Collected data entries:
▶
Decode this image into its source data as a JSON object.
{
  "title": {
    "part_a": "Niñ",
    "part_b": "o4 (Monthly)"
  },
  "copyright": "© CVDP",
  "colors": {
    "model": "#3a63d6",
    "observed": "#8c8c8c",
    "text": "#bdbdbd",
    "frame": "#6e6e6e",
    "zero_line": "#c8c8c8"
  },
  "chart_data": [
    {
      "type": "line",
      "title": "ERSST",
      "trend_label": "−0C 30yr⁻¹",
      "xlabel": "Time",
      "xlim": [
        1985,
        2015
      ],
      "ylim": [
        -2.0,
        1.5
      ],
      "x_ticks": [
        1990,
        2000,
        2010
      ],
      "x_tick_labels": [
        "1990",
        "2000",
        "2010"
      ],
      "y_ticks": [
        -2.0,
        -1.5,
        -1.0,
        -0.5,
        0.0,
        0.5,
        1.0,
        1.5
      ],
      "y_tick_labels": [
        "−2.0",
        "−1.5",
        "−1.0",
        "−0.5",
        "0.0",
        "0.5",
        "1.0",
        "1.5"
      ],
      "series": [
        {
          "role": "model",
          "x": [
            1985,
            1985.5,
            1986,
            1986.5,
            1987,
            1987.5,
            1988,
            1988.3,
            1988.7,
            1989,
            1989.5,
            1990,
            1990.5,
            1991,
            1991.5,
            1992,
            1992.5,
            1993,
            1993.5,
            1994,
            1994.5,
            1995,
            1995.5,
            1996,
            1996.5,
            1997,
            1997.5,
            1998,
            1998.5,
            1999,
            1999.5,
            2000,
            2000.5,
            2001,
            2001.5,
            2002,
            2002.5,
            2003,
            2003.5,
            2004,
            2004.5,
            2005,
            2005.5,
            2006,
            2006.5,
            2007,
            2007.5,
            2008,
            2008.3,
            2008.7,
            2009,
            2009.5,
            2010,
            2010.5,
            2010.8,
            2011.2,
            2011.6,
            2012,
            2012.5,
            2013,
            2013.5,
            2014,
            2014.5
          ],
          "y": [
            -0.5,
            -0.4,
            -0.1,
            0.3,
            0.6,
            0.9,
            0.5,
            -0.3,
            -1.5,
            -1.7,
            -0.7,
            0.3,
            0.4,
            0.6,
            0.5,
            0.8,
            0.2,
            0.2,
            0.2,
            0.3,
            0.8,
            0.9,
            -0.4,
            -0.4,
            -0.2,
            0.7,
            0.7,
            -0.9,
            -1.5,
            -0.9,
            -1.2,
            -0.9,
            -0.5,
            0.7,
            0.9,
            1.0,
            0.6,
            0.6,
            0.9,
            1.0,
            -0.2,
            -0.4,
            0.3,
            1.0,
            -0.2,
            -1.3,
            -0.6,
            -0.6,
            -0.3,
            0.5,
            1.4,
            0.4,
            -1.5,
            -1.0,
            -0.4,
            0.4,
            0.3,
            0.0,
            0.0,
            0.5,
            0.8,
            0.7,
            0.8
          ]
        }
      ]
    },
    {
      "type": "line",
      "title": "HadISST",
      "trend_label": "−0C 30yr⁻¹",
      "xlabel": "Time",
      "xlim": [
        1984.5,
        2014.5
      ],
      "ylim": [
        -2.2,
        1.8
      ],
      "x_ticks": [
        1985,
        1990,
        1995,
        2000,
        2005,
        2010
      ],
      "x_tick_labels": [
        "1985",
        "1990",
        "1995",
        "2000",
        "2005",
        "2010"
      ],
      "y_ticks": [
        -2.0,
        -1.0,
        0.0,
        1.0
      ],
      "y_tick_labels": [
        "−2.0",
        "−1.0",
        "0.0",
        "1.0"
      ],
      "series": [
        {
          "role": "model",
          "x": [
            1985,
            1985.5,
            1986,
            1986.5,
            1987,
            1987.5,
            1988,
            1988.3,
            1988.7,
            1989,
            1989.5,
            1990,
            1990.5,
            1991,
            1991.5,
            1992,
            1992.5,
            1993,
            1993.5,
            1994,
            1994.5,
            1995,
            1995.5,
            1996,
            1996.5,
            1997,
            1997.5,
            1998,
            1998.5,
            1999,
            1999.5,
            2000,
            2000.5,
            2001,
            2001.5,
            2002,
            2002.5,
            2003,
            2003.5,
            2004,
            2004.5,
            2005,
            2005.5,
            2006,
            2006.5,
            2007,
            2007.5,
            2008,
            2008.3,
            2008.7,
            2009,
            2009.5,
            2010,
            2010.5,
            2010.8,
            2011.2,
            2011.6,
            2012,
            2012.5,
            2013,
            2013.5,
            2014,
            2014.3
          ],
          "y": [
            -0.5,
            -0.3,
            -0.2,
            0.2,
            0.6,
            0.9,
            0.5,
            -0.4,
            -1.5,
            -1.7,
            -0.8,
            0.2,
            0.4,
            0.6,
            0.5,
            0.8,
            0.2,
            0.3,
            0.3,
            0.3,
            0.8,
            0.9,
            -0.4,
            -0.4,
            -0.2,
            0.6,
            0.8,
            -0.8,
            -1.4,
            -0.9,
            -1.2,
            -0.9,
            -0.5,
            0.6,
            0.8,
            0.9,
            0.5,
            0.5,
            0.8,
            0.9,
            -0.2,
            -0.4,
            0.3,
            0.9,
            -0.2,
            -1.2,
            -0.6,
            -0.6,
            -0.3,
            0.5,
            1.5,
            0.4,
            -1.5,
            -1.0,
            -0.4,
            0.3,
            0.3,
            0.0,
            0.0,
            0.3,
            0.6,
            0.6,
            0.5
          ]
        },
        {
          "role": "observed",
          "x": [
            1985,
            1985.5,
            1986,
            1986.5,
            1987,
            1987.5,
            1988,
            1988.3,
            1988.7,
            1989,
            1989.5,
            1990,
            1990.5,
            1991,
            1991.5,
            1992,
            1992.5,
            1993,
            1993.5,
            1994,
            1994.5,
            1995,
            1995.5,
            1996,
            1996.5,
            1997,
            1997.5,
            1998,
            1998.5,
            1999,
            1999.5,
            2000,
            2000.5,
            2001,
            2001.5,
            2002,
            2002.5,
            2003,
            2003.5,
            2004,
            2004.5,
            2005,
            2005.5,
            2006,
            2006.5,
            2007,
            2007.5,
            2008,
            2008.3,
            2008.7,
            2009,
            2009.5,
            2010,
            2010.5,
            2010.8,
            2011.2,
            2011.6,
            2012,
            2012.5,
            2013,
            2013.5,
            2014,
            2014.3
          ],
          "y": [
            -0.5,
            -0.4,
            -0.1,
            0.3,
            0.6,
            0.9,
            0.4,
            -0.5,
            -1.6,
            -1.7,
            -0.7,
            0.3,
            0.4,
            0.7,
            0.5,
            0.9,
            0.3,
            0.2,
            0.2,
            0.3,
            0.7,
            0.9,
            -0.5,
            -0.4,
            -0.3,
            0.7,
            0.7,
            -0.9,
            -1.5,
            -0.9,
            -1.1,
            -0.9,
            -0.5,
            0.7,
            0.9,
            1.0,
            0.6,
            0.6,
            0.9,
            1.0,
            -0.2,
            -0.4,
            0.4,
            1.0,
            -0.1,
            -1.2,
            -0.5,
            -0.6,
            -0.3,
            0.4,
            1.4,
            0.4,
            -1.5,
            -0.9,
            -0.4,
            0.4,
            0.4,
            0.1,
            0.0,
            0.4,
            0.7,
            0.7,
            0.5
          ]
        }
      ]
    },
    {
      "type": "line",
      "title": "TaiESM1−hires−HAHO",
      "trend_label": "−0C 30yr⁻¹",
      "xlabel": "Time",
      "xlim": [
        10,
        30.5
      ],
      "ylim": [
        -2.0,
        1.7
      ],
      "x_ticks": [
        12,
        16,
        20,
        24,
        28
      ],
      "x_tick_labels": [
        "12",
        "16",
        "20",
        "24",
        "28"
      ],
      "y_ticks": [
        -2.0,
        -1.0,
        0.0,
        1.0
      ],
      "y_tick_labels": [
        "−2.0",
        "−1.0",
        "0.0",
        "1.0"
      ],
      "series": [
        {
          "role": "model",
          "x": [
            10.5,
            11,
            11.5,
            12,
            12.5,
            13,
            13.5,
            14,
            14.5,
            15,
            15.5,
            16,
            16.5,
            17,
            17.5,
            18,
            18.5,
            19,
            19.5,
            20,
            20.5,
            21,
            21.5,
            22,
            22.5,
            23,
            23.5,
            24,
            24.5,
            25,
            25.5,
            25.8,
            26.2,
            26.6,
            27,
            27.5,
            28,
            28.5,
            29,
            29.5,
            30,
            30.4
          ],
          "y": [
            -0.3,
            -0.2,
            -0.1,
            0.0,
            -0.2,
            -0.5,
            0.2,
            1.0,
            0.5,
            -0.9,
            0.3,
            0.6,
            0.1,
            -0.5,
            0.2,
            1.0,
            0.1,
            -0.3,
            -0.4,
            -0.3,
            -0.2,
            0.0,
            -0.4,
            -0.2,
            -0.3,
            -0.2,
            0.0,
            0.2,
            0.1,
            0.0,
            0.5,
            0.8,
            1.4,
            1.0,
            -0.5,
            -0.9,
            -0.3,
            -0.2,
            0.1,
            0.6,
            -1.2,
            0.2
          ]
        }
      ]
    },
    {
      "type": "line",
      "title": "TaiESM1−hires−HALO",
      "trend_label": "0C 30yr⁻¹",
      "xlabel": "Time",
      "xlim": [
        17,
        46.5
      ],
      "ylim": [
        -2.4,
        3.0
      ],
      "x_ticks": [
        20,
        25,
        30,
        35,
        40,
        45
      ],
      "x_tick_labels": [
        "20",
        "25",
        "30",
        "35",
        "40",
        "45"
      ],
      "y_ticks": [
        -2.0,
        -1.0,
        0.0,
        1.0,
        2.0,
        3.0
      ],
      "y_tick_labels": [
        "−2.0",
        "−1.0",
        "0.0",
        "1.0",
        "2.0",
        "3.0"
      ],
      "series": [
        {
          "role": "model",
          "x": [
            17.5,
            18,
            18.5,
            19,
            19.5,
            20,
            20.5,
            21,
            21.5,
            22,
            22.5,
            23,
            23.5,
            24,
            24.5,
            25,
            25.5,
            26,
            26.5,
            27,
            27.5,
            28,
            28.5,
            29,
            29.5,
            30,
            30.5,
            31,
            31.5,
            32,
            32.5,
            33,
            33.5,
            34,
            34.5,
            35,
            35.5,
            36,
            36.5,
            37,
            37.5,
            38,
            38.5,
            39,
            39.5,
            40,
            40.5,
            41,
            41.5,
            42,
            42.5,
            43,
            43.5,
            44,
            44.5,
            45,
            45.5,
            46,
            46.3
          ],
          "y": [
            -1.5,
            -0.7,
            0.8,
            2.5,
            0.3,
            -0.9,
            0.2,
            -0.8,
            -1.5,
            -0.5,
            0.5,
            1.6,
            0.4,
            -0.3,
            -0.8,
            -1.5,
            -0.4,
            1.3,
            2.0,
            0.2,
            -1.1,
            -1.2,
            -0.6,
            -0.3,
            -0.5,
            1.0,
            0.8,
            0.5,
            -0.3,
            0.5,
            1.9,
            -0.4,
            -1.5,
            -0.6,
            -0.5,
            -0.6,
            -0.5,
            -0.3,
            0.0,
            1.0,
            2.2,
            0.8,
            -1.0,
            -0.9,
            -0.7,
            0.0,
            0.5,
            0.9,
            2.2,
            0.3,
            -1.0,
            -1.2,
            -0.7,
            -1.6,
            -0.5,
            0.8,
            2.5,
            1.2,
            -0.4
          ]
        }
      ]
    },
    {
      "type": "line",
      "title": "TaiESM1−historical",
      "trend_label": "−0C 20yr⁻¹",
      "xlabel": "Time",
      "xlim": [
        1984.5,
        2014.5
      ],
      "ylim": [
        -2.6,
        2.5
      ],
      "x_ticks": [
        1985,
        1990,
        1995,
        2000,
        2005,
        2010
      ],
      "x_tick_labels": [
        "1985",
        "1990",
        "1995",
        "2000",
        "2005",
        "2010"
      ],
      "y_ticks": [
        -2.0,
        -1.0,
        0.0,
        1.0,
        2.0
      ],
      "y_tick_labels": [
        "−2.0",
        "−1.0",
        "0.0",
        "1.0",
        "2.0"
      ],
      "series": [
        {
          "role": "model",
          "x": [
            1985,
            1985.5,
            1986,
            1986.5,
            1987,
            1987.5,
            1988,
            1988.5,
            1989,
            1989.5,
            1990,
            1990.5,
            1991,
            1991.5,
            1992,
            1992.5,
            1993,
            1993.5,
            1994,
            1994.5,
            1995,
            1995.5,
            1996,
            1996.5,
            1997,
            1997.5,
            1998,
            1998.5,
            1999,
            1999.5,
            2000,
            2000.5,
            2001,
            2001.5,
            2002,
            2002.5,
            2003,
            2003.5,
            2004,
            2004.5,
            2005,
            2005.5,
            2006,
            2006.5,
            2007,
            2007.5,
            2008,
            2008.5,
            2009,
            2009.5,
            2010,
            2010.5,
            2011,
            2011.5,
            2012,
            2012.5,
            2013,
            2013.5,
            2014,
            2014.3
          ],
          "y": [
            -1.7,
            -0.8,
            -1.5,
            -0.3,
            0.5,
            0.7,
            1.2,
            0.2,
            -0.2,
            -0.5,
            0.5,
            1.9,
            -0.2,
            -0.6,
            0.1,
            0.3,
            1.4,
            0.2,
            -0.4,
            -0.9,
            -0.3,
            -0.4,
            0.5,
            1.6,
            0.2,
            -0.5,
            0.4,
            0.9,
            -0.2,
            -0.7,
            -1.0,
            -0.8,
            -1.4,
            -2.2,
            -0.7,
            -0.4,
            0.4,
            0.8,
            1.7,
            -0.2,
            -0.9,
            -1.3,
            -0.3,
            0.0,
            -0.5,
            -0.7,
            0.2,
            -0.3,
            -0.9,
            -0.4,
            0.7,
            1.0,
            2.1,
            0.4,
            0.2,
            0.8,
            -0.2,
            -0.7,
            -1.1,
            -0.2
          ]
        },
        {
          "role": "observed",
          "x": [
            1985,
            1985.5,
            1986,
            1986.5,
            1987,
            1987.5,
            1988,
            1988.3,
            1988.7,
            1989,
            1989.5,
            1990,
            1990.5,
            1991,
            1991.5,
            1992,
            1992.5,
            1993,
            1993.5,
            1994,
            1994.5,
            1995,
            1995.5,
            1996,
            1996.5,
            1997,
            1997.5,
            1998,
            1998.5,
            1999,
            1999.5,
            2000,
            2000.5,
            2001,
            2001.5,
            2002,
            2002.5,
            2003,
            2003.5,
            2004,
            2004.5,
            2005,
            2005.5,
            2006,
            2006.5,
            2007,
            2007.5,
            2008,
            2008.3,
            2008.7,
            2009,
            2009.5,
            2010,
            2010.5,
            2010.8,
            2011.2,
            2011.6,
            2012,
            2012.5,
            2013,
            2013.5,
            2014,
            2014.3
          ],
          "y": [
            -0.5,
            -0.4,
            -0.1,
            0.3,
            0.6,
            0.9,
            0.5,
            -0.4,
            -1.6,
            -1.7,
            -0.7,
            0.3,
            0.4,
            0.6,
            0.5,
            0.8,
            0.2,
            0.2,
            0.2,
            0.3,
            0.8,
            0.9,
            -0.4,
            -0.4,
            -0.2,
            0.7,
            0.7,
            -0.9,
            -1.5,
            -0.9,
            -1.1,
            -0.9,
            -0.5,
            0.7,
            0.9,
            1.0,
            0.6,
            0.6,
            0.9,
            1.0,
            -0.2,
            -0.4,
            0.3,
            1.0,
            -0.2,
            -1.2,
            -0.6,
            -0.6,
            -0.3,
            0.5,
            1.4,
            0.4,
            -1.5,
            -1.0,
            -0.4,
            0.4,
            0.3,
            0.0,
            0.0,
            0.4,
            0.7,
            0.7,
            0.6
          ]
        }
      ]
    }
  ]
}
◀
* **The exercise**:
Copy out all lines from the material above that contain the string "hires".

* **Completed exercise**:
      "title": "TaiESM1−hires−HAHO",
      "title": "TaiESM1−hires−HALO",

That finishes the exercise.